(Stored items from a collection)

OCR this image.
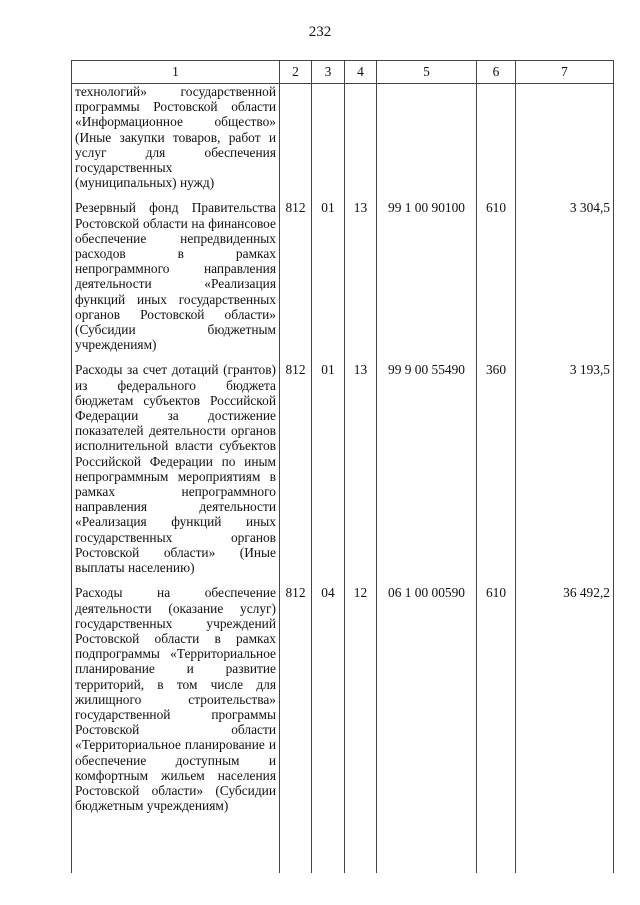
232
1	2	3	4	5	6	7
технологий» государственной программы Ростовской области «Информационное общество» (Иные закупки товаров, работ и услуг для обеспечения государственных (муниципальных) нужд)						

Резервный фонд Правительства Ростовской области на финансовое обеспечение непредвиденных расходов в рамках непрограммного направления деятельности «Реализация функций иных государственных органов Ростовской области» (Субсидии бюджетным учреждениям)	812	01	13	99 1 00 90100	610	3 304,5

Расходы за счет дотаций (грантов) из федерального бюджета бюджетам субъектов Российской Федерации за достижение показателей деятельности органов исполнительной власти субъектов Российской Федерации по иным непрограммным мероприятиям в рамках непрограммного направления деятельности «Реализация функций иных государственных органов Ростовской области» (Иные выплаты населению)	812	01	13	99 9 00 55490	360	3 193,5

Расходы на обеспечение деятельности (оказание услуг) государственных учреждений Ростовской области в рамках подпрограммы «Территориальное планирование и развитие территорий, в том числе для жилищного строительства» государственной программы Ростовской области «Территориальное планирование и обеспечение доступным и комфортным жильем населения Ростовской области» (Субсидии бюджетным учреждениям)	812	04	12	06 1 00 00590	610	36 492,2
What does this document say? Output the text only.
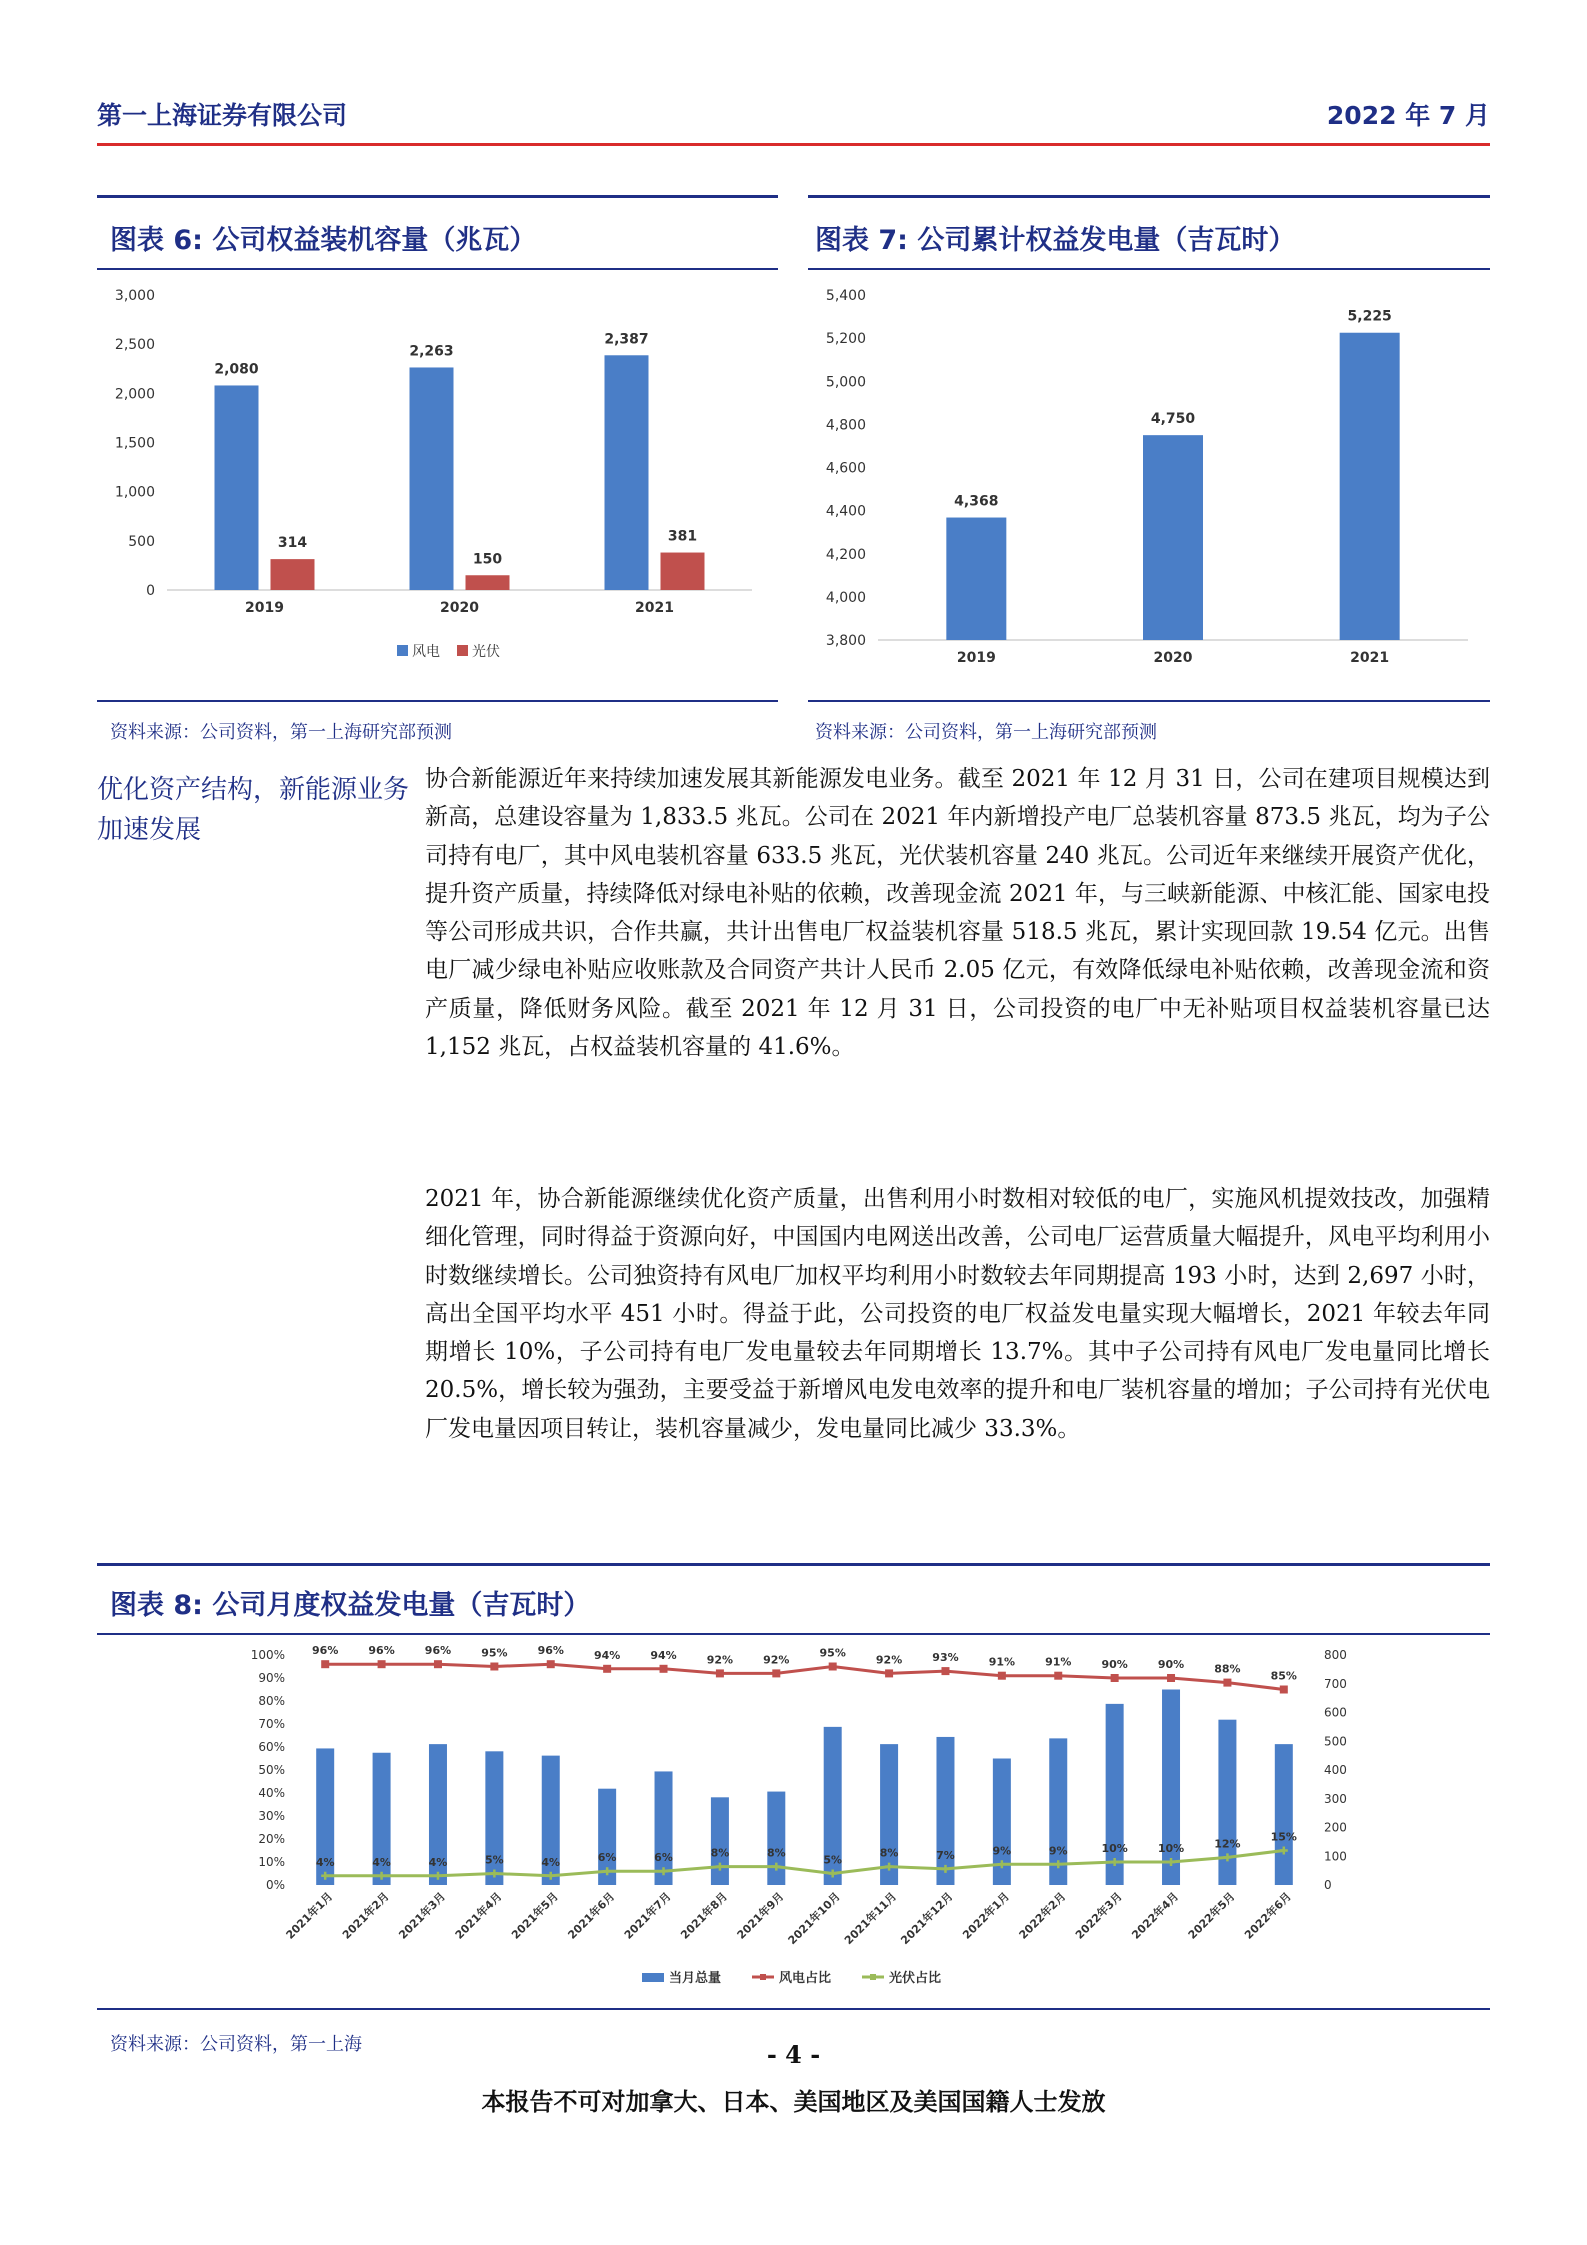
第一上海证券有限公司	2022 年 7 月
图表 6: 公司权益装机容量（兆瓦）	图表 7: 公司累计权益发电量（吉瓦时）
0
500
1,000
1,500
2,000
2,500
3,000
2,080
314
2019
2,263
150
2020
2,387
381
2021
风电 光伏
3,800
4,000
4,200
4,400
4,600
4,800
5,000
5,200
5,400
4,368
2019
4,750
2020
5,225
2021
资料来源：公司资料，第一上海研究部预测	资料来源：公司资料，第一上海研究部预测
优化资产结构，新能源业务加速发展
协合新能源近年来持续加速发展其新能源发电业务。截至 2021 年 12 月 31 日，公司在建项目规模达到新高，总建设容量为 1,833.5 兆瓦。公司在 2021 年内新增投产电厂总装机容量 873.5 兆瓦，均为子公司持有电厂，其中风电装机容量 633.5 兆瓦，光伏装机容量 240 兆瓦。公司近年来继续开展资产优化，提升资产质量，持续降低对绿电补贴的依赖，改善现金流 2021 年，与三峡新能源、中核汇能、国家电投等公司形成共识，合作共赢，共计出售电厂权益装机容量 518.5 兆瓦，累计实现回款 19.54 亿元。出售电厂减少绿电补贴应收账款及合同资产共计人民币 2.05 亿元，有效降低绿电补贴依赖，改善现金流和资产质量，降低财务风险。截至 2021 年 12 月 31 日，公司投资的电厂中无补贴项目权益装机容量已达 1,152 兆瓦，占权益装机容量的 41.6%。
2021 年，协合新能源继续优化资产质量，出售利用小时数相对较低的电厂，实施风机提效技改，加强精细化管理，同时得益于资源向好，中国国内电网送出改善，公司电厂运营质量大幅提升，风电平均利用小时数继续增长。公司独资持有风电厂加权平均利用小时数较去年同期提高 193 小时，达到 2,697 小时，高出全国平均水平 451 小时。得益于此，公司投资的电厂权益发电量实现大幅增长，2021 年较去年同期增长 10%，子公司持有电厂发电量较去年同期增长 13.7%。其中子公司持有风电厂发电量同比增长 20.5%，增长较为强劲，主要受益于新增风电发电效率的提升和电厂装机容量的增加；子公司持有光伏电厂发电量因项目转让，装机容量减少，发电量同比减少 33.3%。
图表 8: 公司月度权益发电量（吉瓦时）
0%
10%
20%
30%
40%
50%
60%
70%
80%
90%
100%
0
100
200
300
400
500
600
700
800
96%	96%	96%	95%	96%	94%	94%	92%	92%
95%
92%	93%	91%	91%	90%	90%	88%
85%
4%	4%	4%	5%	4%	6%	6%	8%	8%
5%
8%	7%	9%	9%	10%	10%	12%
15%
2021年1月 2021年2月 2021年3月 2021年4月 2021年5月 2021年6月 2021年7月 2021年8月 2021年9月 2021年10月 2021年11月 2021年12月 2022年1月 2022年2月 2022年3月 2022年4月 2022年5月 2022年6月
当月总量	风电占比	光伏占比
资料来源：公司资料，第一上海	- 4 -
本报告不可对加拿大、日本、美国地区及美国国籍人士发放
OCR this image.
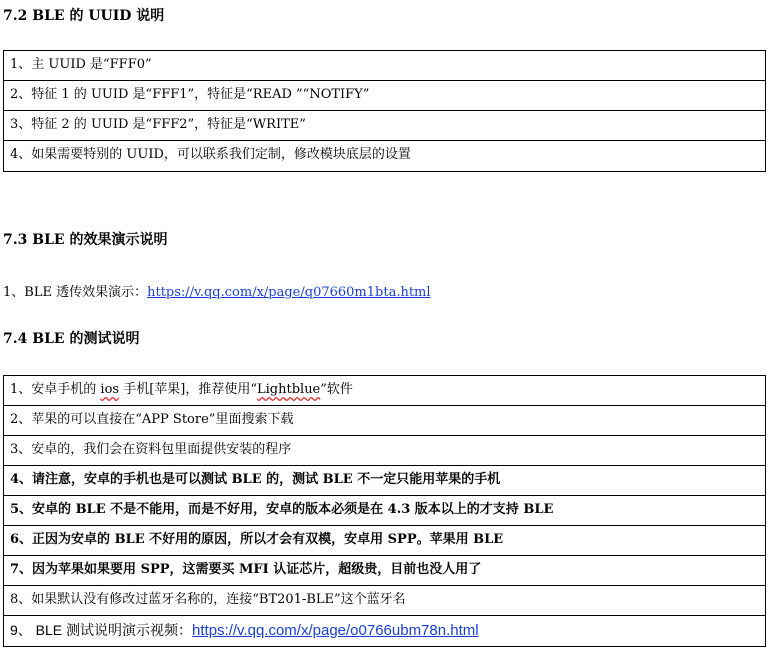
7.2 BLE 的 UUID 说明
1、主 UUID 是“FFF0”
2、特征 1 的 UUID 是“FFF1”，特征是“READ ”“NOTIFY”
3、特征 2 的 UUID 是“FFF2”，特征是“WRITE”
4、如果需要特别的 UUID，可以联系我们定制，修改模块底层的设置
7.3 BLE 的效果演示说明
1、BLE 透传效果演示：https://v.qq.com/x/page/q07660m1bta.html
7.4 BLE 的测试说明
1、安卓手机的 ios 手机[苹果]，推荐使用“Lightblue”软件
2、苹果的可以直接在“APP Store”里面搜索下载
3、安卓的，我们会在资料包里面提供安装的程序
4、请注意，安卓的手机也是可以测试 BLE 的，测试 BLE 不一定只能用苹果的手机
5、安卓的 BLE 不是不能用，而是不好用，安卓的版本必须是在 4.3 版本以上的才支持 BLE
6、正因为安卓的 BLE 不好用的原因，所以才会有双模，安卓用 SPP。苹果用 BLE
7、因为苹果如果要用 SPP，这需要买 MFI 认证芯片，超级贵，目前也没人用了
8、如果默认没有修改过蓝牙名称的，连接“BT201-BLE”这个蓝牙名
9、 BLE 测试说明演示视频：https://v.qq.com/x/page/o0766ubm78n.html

Set task: Working from the material above, transcribe it exactly while omitting pictures.

Output below:
OCR this image.
232
1	2	3	4	5	6	7
технологий» государственной программы Ростовской области «Информационное общество» (Иные закупки товаров, работ и услуг для обеспечения государственных (муниципальных) нужд)						

Резервный фонд Правительства Ростовской области на финансовое обеспечение непредвиденных расходов в рамках непрограммного направления деятельности «Реализация функций иных государственных органов Ростовской области» (Субсидии бюджетным учреждениям)	812	01	13	99 1 00 90100	610	3 304,5

Расходы за счет дотаций (грантов) из федерального бюджета бюджетам субъектов Российской Федерации за достижение показателей деятельности органов исполнительной власти субъектов Российской Федерации по иным непрограммным мероприятиям в рамках непрограммного направления деятельности «Реализация функций иных государственных органов Ростовской области» (Иные выплаты населению)	812	01	13	99 9 00 55490	360	3 193,5

Расходы на обеспечение деятельности (оказание услуг) государственных учреждений Ростовской области в рамках подпрограммы «Территориальное планирование и развитие территорий, в том числе для жилищного строительства» государственной программы Ростовской области «Территориальное планирование и обеспечение доступным и комфортным жильем населения Ростовской области» (Субсидии бюджетным учреждениям)	812	04	12	06 1 00 00590	610	36 492,2
What does this document say? Output the text only.
第一上海证券有限公司	2022 年 7 月
图表 6: 公司权益装机容量（兆瓦）	图表 7: 公司累计权益发电量（吉瓦时）
0
500
1,000
1,500
2,000
2,500
3,000
2,080
314
2019
2,263
150
2020
2,387
381
2021
风电 光伏
3,800
4,000
4,200
4,400
4,600
4,800
5,000
5,200
5,400
4,368
2019
4,750
2020
5,225
2021
资料来源：公司资料，第一上海研究部预测	资料来源：公司资料，第一上海研究部预测
优化资产结构，新能源业务加速发展
协合新能源近年来持续加速发展其新能源发电业务。截至 2021 年 12 月 31 日，公司在建项目规模达到新高，总建设容量为 1,833.5 兆瓦。公司在 2021 年内新增投产电厂总装机容量 873.5 兆瓦，均为子公司持有电厂，其中风电装机容量 633.5 兆瓦，光伏装机容量 240 兆瓦。公司近年来继续开展资产优化，提升资产质量，持续降低对绿电补贴的依赖，改善现金流 2021 年，与三峡新能源、中核汇能、国家电投等公司形成共识，合作共赢，共计出售电厂权益装机容量 518.5 兆瓦，累计实现回款 19.54 亿元。出售电厂减少绿电补贴应收账款及合同资产共计人民币 2.05 亿元，有效降低绿电补贴依赖，改善现金流和资产质量，降低财务风险。截至 2021 年 12 月 31 日，公司投资的电厂中无补贴项目权益装机容量已达 1,152 兆瓦，占权益装机容量的 41.6%。
2021 年，协合新能源继续优化资产质量，出售利用小时数相对较低的电厂，实施风机提效技改，加强精细化管理，同时得益于资源向好，中国国内电网送出改善，公司电厂运营质量大幅提升，风电平均利用小时数继续增长。公司独资持有风电厂加权平均利用小时数较去年同期提高 193 小时，达到 2,697 小时，高出全国平均水平 451 小时。得益于此，公司投资的电厂权益发电量实现大幅增长，2021 年较去年同期增长 10%，子公司持有电厂发电量较去年同期增长 13.7%。其中子公司持有风电厂发电量同比增长 20.5%，增长较为强劲，主要受益于新增风电发电效率的提升和电厂装机容量的增加；子公司持有光伏电厂发电量因项目转让，装机容量减少，发电量同比减少 33.3%。
图表 8: 公司月度权益发电量（吉瓦时）
0%
10%
20%
30%
40%
50%
60%
70%
80%
90%
100%
0
100
200
300
400
500
600
700
800
96%	96%	96%	95%	96%	94%	94%	92%	92%
95%
92%	93%	91%	91%	90%	90%	88%
85%
4%	4%	4%	5%	4%	6%	6%	8%	8%
5%
8%	7%	9%	9%	10%	10%	12%
15%
2021年1月 2021年2月 2021年3月 2021年4月 2021年5月 2021年6月 2021年7月 2021年8月 2021年9月 2021年10月 2021年11月 2021年12月 2022年1月 2022年2月 2022年3月 2022年4月 2022年5月 2022年6月
当月总量	风电占比	光伏占比
资料来源：公司资料，第一上海	- 4 -
本报告不可对加拿大、日本、美国地区及美国国籍人士发放
OCR this image.
7.2 BLE 的 UUID 说明
1、主 UUID 是“FFF0”
2、特征 1 的 UUID 是“FFF1”，特征是“READ ”“NOTIFY”
3、特征 2 的 UUID 是“FFF2”，特征是“WRITE”
4、如果需要特别的 UUID，可以联系我们定制，修改模块底层的设置
7.3 BLE 的效果演示说明
1、BLE 透传效果演示：https://v.qq.com/x/page/q07660m1bta.html
7.4 BLE 的测试说明
1、安卓手机的 ios 手机[苹果]，推荐使用“Lightblue”软件
2、苹果的可以直接在“APP Store”里面搜索下载
3、安卓的，我们会在资料包里面提供安装的程序
4、请注意，安卓的手机也是可以测试 BLE 的，测试 BLE 不一定只能用苹果的手机
5、安卓的 BLE 不是不能用，而是不好用，安卓的版本必须是在 4.3 版本以上的才支持 BLE
6、正因为安卓的 BLE 不好用的原因，所以才会有双模，安卓用 SPP。苹果用 BLE
7、因为苹果如果要用 SPP，这需要买 MFI 认证芯片，超级贵，目前也没人用了
8、如果默认没有修改过蓝牙名称的，连接“BT201-BLE”这个蓝牙名
9、 BLE 测试说明演示视频：https://v.qq.com/x/page/o0766ubm78n.html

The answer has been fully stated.